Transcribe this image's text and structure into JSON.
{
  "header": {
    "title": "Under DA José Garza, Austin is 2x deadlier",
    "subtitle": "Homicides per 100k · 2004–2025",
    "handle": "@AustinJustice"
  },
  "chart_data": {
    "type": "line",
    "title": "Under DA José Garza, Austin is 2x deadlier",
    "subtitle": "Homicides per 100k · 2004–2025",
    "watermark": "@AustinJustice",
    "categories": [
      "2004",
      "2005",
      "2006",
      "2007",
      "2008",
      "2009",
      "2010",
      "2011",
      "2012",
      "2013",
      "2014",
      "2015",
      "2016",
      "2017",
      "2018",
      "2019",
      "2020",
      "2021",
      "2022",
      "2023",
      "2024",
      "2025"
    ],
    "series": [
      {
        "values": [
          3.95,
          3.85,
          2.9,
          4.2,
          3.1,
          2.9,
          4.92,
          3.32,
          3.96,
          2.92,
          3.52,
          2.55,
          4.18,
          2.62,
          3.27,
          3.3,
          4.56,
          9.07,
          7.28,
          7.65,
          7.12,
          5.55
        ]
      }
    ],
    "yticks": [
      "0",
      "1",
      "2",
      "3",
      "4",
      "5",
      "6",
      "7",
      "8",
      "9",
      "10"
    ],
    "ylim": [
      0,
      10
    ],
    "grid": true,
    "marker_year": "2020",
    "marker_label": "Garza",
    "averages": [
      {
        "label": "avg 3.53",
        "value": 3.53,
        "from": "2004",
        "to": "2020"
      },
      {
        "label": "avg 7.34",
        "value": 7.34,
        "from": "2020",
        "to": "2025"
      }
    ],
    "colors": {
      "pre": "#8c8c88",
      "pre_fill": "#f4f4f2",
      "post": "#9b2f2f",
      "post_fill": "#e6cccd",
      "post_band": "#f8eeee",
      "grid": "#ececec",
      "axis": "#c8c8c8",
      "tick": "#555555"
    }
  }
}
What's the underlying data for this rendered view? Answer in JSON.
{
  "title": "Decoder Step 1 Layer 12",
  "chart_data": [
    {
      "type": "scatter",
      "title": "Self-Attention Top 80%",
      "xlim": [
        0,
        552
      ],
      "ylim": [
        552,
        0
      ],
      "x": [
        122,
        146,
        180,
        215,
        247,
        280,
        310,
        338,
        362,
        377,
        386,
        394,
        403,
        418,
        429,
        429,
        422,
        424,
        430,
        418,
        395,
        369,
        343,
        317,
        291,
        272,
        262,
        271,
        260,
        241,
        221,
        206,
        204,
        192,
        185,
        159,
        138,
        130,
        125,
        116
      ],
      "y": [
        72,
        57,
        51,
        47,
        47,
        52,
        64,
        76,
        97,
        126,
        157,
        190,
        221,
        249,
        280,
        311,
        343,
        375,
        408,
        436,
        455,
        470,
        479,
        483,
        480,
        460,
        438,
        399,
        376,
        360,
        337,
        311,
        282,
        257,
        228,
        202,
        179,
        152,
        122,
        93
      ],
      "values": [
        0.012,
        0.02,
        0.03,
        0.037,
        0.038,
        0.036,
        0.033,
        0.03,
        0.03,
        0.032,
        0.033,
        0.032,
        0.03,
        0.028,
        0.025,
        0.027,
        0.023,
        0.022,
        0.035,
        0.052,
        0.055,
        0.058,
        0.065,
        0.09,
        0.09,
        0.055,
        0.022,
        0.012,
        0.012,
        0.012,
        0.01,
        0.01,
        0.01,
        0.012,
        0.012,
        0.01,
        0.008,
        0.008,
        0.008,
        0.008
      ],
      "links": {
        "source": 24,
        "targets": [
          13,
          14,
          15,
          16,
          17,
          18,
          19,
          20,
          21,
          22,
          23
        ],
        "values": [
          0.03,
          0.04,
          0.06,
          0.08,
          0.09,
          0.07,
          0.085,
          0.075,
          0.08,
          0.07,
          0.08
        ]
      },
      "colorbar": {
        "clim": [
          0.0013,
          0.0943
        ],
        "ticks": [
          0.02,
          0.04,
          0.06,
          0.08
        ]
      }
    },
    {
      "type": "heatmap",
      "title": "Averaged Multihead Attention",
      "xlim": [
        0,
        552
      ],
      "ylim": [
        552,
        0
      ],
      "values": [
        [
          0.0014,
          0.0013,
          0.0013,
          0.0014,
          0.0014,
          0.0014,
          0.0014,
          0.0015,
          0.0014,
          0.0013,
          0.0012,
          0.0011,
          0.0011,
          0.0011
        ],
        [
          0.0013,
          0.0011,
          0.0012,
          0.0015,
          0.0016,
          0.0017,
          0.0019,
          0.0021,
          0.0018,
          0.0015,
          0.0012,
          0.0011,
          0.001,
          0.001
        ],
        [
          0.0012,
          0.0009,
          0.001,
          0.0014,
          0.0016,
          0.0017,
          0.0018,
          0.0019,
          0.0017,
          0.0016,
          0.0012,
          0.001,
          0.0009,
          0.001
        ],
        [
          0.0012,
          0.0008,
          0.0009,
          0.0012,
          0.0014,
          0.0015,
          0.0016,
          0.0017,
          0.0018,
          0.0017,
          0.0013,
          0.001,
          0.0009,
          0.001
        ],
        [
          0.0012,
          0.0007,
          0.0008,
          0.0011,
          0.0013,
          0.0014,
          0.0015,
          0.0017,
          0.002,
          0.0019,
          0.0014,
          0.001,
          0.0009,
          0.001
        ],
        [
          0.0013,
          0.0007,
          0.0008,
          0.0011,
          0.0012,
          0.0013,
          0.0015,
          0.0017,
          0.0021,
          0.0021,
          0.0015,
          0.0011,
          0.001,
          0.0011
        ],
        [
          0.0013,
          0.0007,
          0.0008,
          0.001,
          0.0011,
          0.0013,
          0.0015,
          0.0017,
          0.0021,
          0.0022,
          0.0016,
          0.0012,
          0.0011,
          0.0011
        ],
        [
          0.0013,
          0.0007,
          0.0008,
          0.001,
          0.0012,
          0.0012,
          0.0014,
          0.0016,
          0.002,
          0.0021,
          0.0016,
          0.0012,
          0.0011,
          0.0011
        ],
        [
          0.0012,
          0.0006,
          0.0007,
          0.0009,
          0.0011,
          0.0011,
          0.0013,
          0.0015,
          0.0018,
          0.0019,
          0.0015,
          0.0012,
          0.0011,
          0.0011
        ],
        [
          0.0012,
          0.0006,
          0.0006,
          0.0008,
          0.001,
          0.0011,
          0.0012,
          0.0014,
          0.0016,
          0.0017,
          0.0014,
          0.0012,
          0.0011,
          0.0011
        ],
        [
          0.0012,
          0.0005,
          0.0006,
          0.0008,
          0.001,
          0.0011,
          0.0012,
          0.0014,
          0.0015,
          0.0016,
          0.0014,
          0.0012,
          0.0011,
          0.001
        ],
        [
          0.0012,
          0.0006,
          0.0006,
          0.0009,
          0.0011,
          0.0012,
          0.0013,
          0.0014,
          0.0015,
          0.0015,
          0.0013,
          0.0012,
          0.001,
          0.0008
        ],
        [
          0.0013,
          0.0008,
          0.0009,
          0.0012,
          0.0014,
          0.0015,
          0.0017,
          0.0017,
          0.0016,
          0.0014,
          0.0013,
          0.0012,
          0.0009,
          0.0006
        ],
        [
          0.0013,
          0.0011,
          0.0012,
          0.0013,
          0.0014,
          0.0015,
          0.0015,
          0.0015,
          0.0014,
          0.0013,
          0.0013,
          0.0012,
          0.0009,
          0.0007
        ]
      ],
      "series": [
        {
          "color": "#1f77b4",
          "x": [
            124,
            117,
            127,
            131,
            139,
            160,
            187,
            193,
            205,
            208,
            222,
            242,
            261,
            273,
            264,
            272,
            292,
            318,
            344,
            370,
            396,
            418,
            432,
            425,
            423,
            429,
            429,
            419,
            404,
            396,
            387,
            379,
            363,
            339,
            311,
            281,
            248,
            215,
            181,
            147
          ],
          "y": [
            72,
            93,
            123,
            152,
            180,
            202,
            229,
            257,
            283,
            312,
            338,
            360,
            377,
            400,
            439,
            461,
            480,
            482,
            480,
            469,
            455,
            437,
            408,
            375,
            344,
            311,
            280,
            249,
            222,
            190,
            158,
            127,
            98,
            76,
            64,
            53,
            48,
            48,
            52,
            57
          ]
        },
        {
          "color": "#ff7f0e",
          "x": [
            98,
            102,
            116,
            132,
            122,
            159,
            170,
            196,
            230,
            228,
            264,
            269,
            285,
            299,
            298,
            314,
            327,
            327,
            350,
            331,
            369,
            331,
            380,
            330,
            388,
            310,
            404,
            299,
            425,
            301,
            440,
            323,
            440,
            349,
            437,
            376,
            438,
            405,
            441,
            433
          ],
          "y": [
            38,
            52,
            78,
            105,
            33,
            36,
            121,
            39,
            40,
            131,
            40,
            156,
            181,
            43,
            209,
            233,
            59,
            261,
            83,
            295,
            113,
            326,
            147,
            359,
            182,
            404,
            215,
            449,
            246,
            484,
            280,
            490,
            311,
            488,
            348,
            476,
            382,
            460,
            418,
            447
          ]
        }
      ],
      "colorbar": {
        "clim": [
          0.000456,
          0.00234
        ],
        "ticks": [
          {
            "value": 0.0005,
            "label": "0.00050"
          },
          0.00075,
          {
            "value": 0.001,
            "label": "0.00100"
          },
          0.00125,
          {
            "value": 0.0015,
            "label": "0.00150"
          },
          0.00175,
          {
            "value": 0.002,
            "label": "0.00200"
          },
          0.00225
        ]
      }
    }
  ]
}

__________________________________________________

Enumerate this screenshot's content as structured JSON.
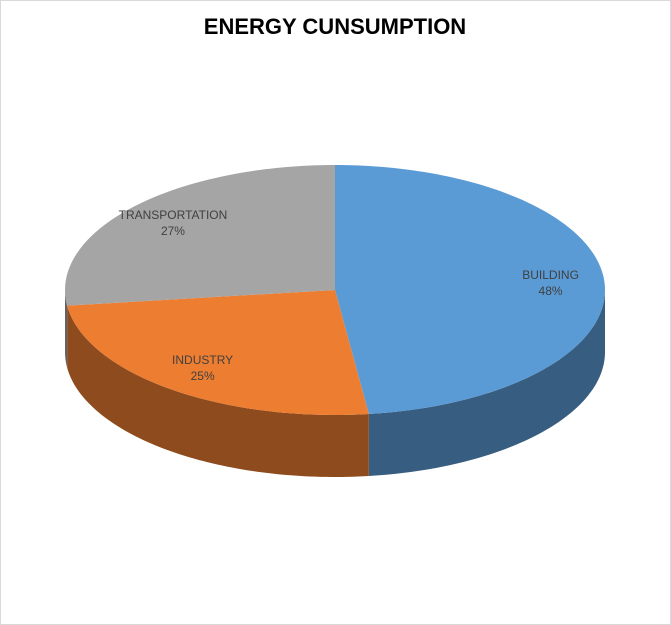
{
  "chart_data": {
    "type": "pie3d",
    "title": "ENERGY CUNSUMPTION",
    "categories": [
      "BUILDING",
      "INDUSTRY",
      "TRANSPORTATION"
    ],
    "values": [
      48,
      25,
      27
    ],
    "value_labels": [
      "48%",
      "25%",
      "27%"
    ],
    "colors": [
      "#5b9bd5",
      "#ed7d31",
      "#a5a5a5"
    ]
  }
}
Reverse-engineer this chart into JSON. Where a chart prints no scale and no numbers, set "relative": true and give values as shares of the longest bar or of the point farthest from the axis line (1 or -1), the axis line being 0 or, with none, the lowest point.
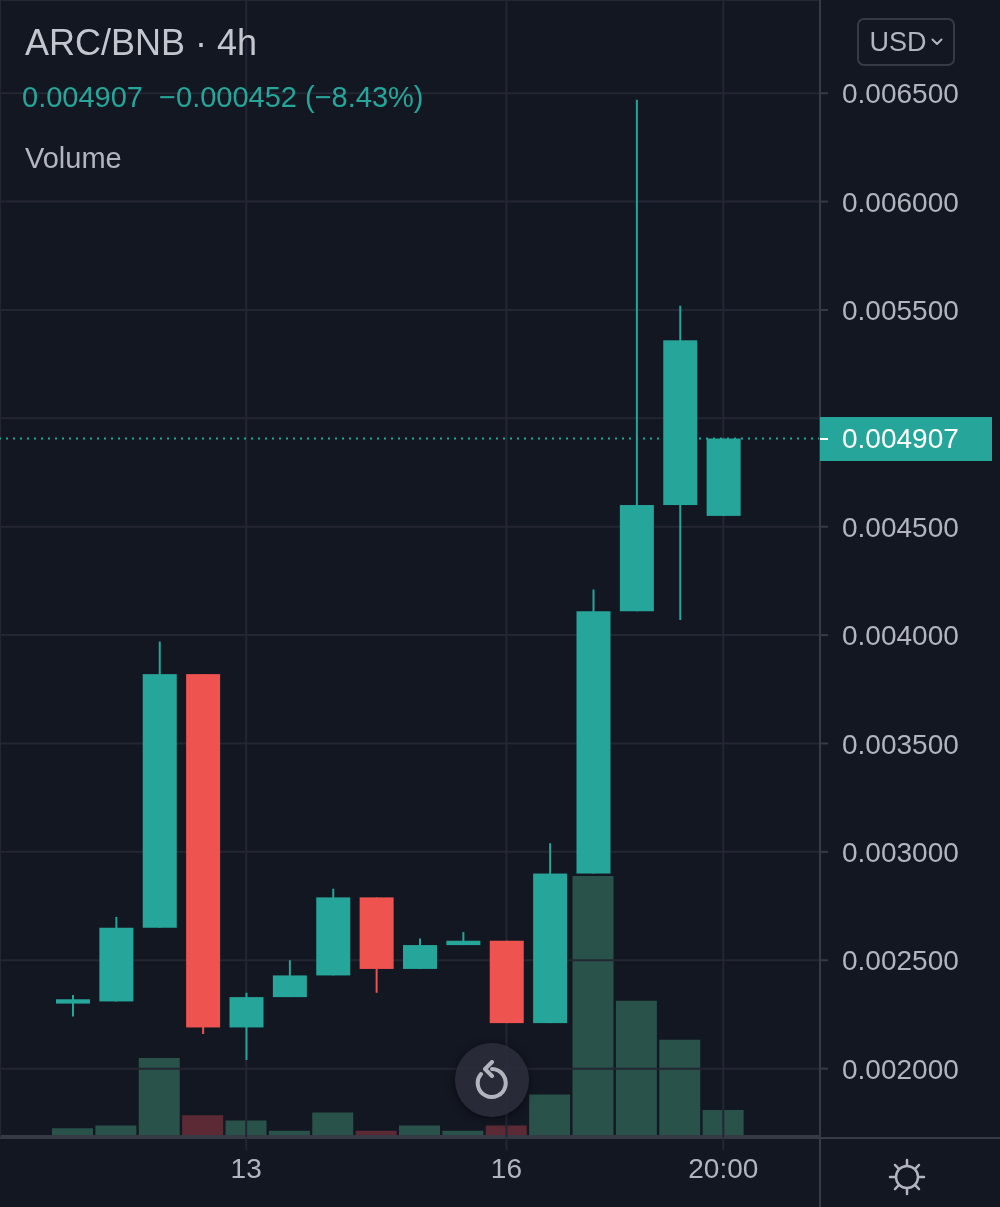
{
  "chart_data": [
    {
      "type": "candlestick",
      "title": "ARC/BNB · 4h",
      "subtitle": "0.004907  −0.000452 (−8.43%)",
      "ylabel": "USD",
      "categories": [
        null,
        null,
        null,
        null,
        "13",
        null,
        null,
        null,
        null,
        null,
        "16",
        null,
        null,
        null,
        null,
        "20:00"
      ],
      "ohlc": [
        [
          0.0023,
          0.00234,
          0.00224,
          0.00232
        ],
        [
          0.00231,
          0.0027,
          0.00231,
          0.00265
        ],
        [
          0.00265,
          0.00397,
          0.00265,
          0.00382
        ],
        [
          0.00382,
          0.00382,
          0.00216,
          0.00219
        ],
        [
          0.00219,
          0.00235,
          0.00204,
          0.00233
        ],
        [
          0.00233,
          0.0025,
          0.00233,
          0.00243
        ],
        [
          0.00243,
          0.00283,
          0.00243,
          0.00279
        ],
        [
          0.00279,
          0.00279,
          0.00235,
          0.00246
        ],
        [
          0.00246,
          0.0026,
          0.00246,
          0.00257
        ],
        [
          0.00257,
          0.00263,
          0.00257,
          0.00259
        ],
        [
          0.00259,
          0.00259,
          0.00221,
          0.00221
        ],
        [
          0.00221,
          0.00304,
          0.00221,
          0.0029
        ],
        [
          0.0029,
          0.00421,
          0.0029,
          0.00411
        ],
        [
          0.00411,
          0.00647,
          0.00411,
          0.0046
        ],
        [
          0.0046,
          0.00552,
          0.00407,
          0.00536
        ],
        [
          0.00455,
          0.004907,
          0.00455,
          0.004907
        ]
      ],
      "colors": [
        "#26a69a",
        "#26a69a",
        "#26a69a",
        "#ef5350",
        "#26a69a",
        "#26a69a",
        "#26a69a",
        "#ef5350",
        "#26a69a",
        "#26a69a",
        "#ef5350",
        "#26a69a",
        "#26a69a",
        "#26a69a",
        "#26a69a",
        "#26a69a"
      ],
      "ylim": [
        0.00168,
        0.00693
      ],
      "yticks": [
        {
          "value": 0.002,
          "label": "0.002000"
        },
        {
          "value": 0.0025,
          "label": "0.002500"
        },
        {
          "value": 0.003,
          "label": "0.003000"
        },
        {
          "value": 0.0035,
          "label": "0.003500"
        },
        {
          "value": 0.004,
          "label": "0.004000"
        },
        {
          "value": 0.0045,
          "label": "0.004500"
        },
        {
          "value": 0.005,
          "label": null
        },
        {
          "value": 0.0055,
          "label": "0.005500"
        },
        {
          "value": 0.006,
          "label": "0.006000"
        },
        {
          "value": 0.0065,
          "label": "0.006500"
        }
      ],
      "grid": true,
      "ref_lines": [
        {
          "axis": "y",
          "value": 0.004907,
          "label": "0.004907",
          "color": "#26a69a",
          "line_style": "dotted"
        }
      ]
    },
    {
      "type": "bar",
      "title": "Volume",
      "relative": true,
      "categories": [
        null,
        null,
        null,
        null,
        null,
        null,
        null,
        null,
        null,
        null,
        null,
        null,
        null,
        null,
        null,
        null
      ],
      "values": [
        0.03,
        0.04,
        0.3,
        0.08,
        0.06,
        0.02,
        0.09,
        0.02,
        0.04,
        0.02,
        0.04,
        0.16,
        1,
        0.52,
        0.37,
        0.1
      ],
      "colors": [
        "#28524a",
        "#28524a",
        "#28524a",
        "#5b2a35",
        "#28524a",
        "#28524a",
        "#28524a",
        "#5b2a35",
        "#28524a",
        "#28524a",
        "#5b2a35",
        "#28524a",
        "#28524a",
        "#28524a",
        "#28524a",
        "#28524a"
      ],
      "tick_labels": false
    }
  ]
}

__________________________________________________

## WHAT IS REQUIRED
Copy out each line of the entries that holds "axis".

## THE ANSWER
      "axis": "#c8c8c8",
Reverse-engineer this chart into JSON. Where a chart prints no scale and no numbers, set "relative": true and give values as shares of the longest bar or of the point farthest from the axis line (1 or -1), the axis line being 0 or, with none, the lowest point.
          "axis": "y",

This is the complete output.